* _Given problem_: State how many lines of the entries hold the string "einheitliche", and output nothing but that count.

* _Stored data_:
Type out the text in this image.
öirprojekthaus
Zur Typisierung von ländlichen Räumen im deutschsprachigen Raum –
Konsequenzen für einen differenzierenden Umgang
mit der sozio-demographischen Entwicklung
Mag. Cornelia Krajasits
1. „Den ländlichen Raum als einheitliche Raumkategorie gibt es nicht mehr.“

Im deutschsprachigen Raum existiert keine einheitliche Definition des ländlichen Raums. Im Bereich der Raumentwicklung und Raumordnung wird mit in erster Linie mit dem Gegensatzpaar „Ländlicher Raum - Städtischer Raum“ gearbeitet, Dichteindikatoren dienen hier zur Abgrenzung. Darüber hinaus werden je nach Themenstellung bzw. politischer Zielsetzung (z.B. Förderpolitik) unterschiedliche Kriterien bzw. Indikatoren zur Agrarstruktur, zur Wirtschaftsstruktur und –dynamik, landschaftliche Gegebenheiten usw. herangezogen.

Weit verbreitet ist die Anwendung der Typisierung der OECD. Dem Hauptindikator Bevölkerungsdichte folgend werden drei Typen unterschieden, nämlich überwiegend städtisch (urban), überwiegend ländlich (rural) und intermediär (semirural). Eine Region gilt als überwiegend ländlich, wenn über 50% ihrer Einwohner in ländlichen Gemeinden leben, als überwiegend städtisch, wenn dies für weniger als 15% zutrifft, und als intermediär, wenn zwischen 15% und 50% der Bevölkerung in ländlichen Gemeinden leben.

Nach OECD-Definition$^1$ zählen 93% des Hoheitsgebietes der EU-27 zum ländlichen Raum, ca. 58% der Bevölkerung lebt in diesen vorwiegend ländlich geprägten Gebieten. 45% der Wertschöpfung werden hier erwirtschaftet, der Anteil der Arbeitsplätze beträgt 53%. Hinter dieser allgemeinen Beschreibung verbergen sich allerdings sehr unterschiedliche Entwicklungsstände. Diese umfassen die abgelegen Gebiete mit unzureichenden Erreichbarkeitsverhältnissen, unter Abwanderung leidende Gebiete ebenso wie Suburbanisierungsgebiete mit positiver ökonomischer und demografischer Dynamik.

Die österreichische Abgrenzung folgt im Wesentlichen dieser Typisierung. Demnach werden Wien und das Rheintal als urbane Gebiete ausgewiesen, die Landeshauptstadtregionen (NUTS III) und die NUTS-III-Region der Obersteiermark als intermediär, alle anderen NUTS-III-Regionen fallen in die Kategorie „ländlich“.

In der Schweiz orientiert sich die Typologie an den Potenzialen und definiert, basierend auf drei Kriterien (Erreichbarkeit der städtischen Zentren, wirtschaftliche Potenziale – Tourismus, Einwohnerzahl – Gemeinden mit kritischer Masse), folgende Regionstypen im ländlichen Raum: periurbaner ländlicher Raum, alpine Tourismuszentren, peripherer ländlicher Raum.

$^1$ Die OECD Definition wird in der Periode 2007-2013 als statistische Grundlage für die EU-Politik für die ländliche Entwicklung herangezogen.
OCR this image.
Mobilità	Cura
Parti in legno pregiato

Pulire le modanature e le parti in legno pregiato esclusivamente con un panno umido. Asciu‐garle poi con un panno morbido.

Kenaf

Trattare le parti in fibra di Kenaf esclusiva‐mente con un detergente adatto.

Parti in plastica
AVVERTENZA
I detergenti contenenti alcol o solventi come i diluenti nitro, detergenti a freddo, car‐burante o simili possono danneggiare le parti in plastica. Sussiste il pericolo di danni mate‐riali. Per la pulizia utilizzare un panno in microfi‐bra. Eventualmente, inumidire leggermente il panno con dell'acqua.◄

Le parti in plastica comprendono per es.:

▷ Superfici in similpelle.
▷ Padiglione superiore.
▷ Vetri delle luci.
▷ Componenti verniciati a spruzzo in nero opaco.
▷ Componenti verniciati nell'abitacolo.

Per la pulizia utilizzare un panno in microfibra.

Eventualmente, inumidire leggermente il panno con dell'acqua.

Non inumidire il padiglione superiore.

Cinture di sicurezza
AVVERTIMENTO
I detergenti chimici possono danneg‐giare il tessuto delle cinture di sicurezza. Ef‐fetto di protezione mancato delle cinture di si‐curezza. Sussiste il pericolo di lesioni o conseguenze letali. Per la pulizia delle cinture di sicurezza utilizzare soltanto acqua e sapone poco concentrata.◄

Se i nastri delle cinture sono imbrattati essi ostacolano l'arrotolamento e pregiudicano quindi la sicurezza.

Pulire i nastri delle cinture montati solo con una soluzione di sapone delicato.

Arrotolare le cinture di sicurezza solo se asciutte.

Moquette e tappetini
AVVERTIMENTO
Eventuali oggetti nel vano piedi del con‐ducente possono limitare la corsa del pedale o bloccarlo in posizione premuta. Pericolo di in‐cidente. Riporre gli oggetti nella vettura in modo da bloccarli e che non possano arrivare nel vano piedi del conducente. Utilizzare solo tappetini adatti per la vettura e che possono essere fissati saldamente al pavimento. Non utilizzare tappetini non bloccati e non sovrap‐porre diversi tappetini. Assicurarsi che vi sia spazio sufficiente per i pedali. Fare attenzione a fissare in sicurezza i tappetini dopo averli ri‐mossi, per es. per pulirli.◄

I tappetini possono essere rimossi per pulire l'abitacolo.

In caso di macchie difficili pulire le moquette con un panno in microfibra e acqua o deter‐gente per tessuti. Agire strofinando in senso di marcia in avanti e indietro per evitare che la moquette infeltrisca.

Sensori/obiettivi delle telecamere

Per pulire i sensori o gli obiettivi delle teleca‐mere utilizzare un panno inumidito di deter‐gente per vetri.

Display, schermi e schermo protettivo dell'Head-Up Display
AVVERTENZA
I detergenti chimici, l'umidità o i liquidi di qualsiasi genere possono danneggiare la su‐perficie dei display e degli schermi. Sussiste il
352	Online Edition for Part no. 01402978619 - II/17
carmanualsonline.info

==

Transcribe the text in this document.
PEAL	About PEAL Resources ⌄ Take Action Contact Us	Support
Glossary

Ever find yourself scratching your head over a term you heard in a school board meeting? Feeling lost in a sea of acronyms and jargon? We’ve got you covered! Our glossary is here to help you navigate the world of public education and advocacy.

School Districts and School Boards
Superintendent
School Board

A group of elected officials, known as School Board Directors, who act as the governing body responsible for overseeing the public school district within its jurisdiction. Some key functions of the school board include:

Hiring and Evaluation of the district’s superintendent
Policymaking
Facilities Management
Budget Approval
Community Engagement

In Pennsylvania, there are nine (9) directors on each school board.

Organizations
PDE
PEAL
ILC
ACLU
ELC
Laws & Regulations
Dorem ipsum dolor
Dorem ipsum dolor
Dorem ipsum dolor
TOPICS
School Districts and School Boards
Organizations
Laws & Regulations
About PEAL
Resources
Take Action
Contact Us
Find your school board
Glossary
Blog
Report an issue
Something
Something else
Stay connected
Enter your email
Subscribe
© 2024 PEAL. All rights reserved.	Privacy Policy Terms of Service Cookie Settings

* _Full output_: 2